begin

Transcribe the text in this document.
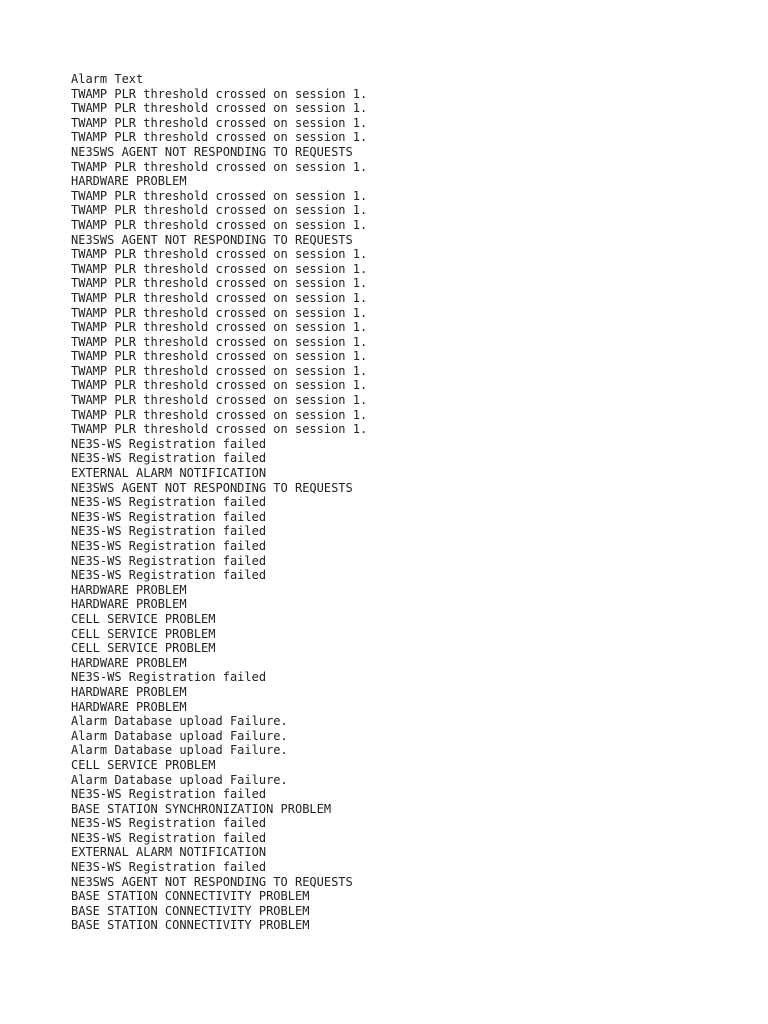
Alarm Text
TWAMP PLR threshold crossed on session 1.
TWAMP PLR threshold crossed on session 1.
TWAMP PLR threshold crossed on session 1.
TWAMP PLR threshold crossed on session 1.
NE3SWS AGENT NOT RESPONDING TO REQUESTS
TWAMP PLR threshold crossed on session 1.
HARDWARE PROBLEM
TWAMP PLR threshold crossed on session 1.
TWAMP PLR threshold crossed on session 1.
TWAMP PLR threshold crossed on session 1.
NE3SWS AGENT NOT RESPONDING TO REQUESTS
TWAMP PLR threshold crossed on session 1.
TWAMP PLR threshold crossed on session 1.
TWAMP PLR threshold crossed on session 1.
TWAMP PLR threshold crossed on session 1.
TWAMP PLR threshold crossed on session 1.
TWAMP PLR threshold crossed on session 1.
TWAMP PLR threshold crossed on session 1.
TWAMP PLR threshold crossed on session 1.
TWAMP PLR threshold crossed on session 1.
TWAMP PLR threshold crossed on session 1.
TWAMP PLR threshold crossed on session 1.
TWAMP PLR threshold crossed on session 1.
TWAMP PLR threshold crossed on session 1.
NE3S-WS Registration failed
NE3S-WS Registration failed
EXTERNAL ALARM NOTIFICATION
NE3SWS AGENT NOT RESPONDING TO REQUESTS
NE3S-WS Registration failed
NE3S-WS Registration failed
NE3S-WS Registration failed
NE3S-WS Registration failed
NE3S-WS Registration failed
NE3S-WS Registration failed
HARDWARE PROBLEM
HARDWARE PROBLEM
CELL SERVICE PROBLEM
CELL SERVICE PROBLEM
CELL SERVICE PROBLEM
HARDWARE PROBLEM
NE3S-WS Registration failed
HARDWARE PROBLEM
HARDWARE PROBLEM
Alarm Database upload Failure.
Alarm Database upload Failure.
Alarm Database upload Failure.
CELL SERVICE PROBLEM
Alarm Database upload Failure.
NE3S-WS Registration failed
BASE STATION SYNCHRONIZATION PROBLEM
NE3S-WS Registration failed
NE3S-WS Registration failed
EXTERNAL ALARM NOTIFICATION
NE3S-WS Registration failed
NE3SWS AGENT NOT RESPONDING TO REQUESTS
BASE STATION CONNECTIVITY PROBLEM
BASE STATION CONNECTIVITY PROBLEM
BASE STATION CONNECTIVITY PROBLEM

end
begin

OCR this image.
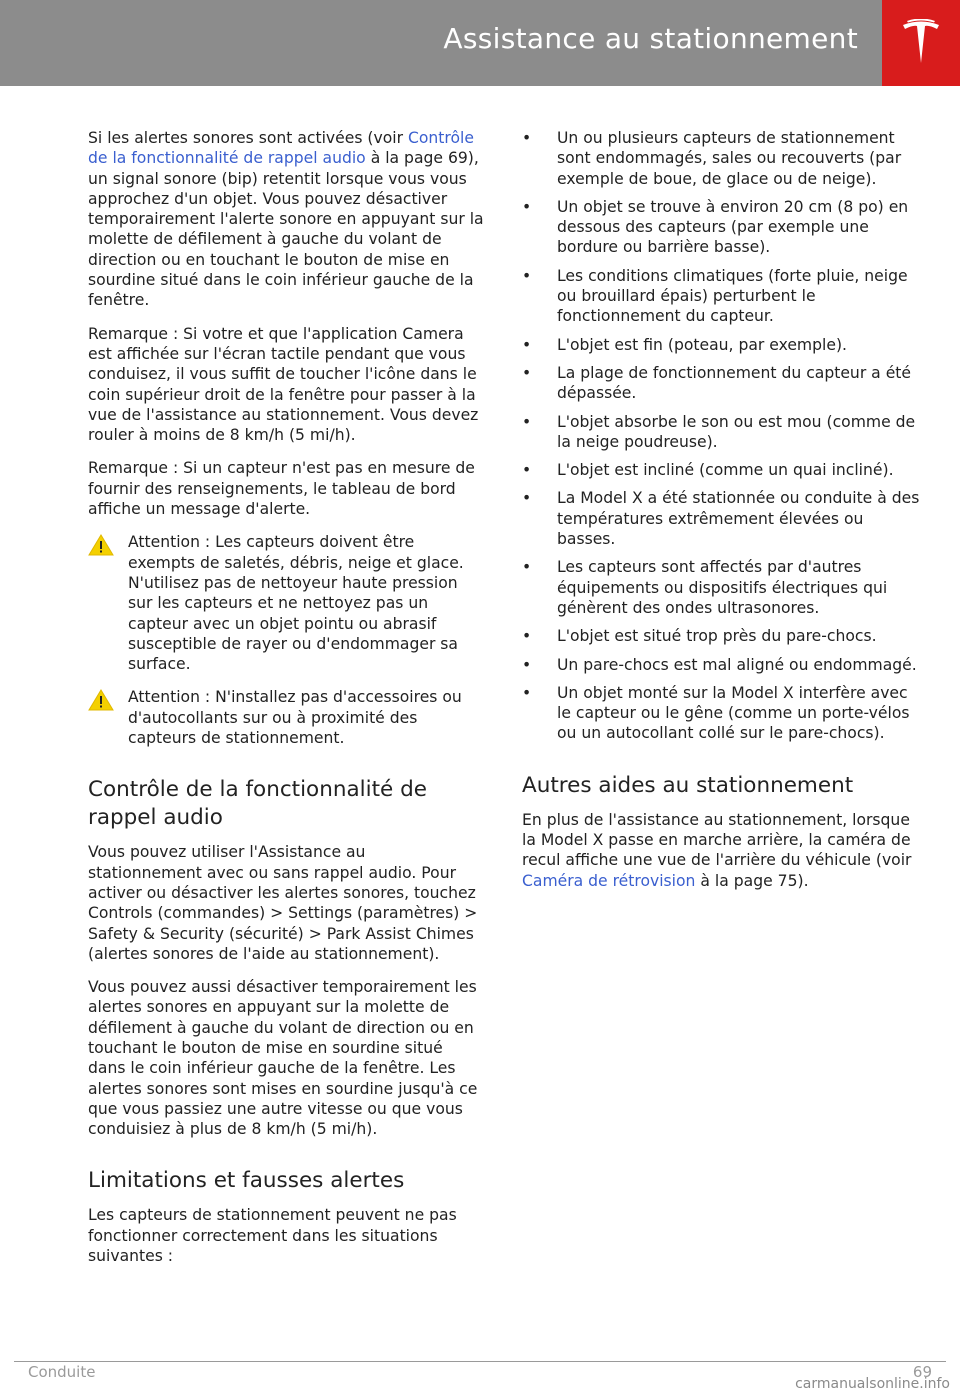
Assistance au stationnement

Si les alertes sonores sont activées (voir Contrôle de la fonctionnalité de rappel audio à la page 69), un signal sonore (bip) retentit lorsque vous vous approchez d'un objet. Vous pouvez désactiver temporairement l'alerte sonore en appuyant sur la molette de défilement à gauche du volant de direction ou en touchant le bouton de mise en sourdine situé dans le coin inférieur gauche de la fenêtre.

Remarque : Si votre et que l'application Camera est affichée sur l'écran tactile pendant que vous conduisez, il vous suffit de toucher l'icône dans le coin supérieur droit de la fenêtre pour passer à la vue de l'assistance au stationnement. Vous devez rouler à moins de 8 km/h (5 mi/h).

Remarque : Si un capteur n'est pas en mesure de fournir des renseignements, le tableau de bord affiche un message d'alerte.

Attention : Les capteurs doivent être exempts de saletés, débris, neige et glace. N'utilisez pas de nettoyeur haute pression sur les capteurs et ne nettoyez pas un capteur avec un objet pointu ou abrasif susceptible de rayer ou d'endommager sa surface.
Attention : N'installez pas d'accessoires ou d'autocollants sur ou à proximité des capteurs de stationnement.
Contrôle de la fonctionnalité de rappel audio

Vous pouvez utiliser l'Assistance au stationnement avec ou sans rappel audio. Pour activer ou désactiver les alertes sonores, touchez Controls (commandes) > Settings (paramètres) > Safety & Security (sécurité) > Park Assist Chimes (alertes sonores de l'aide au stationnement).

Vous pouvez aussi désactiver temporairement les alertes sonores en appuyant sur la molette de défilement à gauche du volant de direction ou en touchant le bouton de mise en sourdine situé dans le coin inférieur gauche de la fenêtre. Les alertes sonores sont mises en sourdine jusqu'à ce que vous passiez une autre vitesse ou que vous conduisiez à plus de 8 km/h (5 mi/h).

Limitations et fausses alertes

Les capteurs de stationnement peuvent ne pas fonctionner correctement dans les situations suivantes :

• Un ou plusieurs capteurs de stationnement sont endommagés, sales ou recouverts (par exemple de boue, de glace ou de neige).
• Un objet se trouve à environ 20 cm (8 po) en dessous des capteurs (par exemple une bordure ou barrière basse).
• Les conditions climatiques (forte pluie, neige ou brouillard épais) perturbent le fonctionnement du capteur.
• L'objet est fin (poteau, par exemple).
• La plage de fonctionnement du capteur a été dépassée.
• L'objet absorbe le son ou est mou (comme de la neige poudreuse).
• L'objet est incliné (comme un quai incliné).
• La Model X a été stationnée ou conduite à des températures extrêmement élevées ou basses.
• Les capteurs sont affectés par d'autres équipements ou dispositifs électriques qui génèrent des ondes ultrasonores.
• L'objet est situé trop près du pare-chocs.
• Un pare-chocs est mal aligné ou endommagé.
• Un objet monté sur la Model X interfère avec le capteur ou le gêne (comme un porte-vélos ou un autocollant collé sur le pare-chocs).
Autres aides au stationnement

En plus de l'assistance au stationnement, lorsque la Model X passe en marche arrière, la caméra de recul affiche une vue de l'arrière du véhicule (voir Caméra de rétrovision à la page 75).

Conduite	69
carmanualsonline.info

end

The task: Scan the material above. Copy each line where "chocs" occurs.

Result below:
• L'objet est situé trop près du pare-chocs.
• Un pare-chocs est mal aligné ou endommagé.
• Un objet monté sur la Model X interfère avec le capteur ou le gêne (comme un porte-vélos ou un autocollant collé sur le pare-chocs).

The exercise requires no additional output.